╭─ 読む文章
2ヶ月後、八重山の雇用状況はどうなっているのか?
新型コロナウィルス感染拡大の影響により、4000人が失業!?
「沖縄県は3日、新型コロナウイルス感染拡大の影響で~(中略)~観光収入は1166億8千万円の損失で、1万9402人の雇用が失われる可能性もあるという。」(沖縄タイムス4月4日付記事より)
怖ろしい数字が並んでいるが、最も身近で実感のわきやすい雇用の面から八重山への影響を探ってみたい。
ここで参考にしたいのが先に感染拡大と都市封鎖を経験した中国の現在の状況だ。武漢の都市封鎖から68日目となる3月30日付でいくつかの統計が発表されている。ご存じのように政府にとって都合のいい数字が並びやすい中国の統計だが、その「甘い」数字からも厳しい現実が見えてくる。日本で非常事態宣言が出されたのが4月7日。そこから68日後といえば6月14日だ。その頃、八重山の観光業関連の雇用情勢はどうなっているのか? まず、中国のデータから観光業に関連する下記2業種の「まだ職場復帰できていない比率」を見てみよう。
この比率に八重山でこの2業種に携わる人口(2015年データ)をかけてみよう。
●宿泊業・飲食サービス業=3631人(※こちらには旅行業が含まれていません)
3631人×81.82%≒2970人
●卸売業・小売業=3277人
3277人×17.24%≒565人
合計3535人。6月14日頃、八重山では3500名余りの人が失業状態あるいは自宅待機の状態でいる計算だ。
3535人は八重山の総人口55,237人(2016年)の6.3%、総就業者数26,366人の13.4%に当たる。かなりインパクトのある数字ではないか。
╰─
╭─ 与えられた資料
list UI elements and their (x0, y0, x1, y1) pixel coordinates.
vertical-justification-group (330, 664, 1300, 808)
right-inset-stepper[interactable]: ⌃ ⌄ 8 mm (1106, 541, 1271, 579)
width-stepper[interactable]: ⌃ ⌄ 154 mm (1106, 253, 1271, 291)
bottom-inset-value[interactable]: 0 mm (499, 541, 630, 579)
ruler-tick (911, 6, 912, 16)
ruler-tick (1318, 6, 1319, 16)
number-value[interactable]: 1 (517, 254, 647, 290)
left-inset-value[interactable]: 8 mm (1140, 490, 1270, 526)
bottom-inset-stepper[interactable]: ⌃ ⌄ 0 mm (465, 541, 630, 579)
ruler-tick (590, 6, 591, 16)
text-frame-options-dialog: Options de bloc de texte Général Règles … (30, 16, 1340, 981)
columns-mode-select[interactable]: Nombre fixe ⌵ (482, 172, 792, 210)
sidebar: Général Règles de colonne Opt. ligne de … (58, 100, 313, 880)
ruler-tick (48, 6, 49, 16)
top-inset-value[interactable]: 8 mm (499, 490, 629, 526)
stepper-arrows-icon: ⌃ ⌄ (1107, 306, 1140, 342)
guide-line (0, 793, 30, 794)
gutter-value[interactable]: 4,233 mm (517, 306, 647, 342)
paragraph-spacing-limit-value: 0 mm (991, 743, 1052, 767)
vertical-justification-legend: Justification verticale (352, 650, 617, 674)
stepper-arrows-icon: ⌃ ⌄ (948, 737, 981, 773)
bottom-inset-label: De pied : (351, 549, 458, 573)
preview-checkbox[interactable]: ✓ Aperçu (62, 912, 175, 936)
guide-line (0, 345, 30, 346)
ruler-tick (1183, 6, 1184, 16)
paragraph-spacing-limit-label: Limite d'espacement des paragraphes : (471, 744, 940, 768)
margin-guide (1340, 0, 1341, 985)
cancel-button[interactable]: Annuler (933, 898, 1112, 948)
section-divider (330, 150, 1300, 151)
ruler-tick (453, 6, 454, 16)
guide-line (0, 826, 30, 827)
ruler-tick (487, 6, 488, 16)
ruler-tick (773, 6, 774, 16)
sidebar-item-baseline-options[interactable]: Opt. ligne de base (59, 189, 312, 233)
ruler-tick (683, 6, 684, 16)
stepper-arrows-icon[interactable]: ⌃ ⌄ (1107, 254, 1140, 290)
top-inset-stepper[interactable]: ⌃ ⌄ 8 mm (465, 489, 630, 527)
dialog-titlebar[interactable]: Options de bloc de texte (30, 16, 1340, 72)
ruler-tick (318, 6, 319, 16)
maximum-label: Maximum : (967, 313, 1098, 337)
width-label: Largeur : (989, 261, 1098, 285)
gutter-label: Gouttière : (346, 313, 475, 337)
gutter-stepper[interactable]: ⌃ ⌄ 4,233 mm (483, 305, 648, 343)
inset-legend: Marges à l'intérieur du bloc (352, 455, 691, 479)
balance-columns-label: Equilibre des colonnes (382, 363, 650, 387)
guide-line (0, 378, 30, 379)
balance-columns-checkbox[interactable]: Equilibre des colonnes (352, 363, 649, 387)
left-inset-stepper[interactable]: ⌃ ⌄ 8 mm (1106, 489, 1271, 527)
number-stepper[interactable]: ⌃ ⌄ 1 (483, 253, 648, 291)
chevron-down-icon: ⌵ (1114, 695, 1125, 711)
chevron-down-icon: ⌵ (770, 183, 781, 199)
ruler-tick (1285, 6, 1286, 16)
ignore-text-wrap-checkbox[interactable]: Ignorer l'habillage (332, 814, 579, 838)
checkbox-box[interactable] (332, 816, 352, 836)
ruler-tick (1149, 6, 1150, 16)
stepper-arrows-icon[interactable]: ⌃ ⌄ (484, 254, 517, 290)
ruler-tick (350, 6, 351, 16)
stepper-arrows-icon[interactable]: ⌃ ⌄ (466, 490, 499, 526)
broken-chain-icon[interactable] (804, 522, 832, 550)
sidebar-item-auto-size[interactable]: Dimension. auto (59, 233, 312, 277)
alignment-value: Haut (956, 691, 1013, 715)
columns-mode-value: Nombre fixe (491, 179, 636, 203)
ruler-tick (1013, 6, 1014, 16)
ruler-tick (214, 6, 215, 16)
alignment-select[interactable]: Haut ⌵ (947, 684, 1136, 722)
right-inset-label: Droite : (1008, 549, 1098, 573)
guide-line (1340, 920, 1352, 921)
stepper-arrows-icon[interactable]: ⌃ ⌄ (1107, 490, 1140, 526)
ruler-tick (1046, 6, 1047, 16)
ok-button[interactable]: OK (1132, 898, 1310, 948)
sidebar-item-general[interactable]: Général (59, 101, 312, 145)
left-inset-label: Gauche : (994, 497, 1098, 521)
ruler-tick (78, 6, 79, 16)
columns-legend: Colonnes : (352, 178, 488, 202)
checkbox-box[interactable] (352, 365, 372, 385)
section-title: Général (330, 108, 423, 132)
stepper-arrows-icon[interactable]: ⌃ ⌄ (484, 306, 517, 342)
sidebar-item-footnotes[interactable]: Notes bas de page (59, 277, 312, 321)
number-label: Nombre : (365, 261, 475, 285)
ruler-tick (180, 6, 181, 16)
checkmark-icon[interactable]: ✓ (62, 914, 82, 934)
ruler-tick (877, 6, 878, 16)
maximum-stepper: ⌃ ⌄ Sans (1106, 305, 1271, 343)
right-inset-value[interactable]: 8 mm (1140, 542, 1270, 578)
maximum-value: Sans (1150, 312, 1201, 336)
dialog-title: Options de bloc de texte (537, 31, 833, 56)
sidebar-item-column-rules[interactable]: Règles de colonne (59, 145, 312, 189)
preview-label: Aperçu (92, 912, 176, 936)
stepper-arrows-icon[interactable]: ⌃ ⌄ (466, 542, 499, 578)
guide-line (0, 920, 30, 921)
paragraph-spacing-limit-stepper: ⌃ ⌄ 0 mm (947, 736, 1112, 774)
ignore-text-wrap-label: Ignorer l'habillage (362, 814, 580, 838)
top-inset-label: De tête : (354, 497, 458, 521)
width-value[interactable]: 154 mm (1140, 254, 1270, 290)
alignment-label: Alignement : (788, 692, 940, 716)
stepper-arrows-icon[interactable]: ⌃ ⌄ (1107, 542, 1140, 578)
╰─
次の課題:
**1.** 本文では、八重山で宿泊業・飲食サービス業に携わる人は何人とされていますか。
**2.** 本文のうち、「怖ろしい数字が並んでいるが、」を含む言葉で始まり「この比率に八重山でこの2業種に携わる人口(2015年データ)をかけてみよう。」で終わる部分を、そのまま書き写してください。

課題の答え:
**1.** 3631人です(2015年のデータで、旅行業は含まれていません)。

**2.**
怖ろしい数字が並んでいるが、最も身近で実感のわきやすい雇用の面から八重山への影響を探ってみたい。
ここで参考にしたいのが先に感染拡大と都市封鎖を経験した中国の現在の状況だ。武漢の都市封鎖から68日目となる3月30日付でいくつかの統計が発表されている。ご存じのように政府にとって都合のいい数字が並びやすい中国の統計だが、その「甘い」数字からも厳しい現実が見えてくる。日本で非常事態宣言が出されたのが4月7日。そこから68日後といえば6月14日だ。その頃、八重山の観光業関連の雇用情勢はどうなっているのか? まず、中国のデータから観光業に関連する下記2業種の「まだ職場復帰できていない比率」を見てみよう。
この比率に八重山でこの2業種に携わる人口(2015年データ)をかけてみよう。